#### Recorded information ####

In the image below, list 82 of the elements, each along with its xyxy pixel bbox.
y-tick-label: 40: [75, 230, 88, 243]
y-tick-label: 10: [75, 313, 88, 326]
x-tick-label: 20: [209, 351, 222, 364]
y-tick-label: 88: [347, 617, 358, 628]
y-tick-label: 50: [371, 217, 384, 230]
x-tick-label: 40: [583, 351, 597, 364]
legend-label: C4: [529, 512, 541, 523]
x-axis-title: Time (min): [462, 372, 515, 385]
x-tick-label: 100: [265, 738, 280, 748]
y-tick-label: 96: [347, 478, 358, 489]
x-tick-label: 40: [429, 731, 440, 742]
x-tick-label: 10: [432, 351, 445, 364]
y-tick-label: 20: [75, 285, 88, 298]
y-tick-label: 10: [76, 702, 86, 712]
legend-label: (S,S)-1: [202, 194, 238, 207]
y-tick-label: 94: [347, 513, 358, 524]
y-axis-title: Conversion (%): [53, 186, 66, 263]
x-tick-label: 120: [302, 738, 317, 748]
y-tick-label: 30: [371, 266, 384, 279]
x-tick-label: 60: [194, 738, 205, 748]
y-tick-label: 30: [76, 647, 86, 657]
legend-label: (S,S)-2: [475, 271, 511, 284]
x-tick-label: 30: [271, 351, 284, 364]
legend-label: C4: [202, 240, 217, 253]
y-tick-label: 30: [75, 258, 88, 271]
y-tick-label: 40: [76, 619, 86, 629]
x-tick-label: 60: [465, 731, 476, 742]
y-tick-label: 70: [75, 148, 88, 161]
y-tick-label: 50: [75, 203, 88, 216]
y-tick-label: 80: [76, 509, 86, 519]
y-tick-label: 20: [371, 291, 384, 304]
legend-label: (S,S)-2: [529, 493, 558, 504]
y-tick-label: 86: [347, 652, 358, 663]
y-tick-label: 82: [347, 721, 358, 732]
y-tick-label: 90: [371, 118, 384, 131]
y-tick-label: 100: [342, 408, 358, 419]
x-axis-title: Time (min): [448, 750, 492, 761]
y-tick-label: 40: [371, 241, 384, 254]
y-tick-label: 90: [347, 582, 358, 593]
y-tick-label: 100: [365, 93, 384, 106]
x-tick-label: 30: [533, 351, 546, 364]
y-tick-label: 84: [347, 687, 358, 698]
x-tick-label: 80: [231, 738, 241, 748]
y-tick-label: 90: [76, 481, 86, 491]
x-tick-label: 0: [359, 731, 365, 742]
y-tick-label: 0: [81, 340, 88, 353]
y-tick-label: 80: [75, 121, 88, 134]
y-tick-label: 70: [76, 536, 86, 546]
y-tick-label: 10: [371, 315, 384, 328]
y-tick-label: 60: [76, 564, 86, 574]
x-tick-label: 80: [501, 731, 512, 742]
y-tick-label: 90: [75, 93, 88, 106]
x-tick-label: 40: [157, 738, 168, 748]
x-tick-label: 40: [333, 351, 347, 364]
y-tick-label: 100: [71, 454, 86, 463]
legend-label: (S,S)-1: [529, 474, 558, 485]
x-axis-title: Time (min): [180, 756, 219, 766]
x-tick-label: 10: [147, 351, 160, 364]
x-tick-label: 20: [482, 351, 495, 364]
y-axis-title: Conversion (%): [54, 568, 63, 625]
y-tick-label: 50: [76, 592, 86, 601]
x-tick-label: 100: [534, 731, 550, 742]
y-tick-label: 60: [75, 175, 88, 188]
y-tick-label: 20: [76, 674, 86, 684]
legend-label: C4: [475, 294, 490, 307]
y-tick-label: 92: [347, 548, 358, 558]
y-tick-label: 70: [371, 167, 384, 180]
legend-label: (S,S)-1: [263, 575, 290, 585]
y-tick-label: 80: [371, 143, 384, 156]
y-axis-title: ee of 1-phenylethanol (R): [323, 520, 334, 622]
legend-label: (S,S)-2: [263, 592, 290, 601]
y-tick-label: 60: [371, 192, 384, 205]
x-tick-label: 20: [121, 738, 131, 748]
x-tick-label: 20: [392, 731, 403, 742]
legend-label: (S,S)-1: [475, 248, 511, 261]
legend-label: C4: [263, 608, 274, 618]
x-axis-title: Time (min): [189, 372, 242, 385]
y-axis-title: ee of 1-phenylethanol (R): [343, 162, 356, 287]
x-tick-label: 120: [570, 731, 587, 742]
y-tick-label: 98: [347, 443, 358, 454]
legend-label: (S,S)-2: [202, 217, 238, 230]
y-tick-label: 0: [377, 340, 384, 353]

####

| Exercise instructions |
Update the lines above by changing every "Conversion (%)" to "Yield (%)", keeping everything else the same.

| Final result |
In the image below, list 82 of the elements, each along with its xyxy pixel bbox.
y-tick-label: 40: [75, 230, 88, 243]
y-tick-label: 10: [75, 313, 88, 326]
x-tick-label: 20: [209, 351, 222, 364]
y-tick-label: 88: [347, 617, 358, 628]
y-tick-label: 50: [371, 217, 384, 230]
x-tick-label: 40: [583, 351, 597, 364]
legend-label: C4: [529, 512, 541, 523]
x-axis-title: Time (min): [462, 372, 515, 385]
x-tick-label: 100: [265, 738, 280, 748]
y-tick-label: 96: [347, 478, 358, 489]
x-tick-label: 40: [429, 731, 440, 742]
x-tick-label: 10: [432, 351, 445, 364]
y-tick-label: 20: [75, 285, 88, 298]
y-tick-label: 10: [76, 702, 86, 712]
legend-label: (S,S)-1: [202, 194, 238, 207]
y-tick-label: 94: [347, 513, 358, 524]
y-axis-title: Yield (%): [53, 186, 66, 263]
x-tick-label: 120: [302, 738, 317, 748]
y-tick-label: 30: [371, 266, 384, 279]
x-tick-label: 60: [194, 738, 205, 748]
y-tick-label: 30: [76, 647, 86, 657]
legend-label: (S,S)-2: [475, 271, 511, 284]
x-tick-label: 30: [271, 351, 284, 364]
legend-label: C4: [202, 240, 217, 253]
y-tick-label: 30: [75, 258, 88, 271]
y-tick-label: 40: [76, 619, 86, 629]
x-tick-label: 60: [465, 731, 476, 742]
y-tick-label: 70: [75, 148, 88, 161]
y-tick-label: 50: [75, 203, 88, 216]
y-tick-label: 80: [76, 509, 86, 519]
y-tick-label: 20: [371, 291, 384, 304]
legend-label: (S,S)-2: [529, 493, 558, 504]
y-tick-label: 86: [347, 652, 358, 663]
y-tick-label: 82: [347, 721, 358, 732]
y-tick-label: 90: [371, 118, 384, 131]
y-tick-label: 100: [342, 408, 358, 419]
x-axis-title: Time (min): [448, 750, 492, 761]
y-tick-label: 40: [371, 241, 384, 254]
y-tick-label: 90: [347, 582, 358, 593]
y-tick-label: 100: [365, 93, 384, 106]
x-tick-label: 30: [533, 351, 546, 364]
y-tick-label: 84: [347, 687, 358, 698]
x-tick-label: 80: [231, 738, 241, 748]
y-tick-label: 90: [76, 481, 86, 491]
x-tick-label: 0: [359, 731, 365, 742]
y-tick-label: 0: [81, 340, 88, 353]
y-tick-label: 80: [75, 121, 88, 134]
y-tick-label: 70: [76, 536, 86, 546]
y-tick-label: 10: [371, 315, 384, 328]
y-tick-label: 60: [76, 564, 86, 574]
x-tick-label: 80: [501, 731, 512, 742]
y-tick-label: 90: [75, 93, 88, 106]
x-tick-label: 40: [157, 738, 168, 748]
x-tick-label: 40: [333, 351, 347, 364]
y-tick-label: 100: [71, 454, 86, 463]
legend-label: (S,S)-1: [529, 474, 558, 485]
x-axis-title: Time (min): [180, 756, 219, 766]
x-tick-label: 10: [147, 351, 160, 364]
x-tick-label: 20: [482, 351, 495, 364]
y-axis-title: Yield (%): [54, 568, 63, 625]
y-tick-label: 50: [76, 592, 86, 601]
x-tick-label: 100: [534, 731, 550, 742]
y-tick-label: 60: [75, 175, 88, 188]
y-tick-label: 20: [76, 674, 86, 684]
legend-label: C4: [475, 294, 490, 307]
y-tick-label: 92: [347, 548, 358, 558]
y-tick-label: 70: [371, 167, 384, 180]
legend-label: (S,S)-1: [263, 575, 290, 585]
y-tick-label: 80: [371, 143, 384, 156]
y-axis-title: ee of 1-phenylethanol (R): [323, 520, 334, 622]
legend-label: (S,S)-2: [263, 592, 290, 601]
y-tick-label: 60: [371, 192, 384, 205]
x-tick-label: 20: [121, 738, 131, 748]
x-tick-label: 20: [392, 731, 403, 742]
legend-label: (S,S)-1: [475, 248, 511, 261]
legend-label: C4: [263, 608, 274, 618]
x-axis-title: Time (min): [189, 372, 242, 385]
y-axis-title: ee of 1-phenylethanol (R): [343, 162, 356, 287]
x-tick-label: 120: [570, 731, 587, 742]
y-tick-label: 98: [347, 443, 358, 454]
legend-label: (S,S)-2: [202, 217, 238, 230]
y-tick-label: 0: [377, 340, 384, 353]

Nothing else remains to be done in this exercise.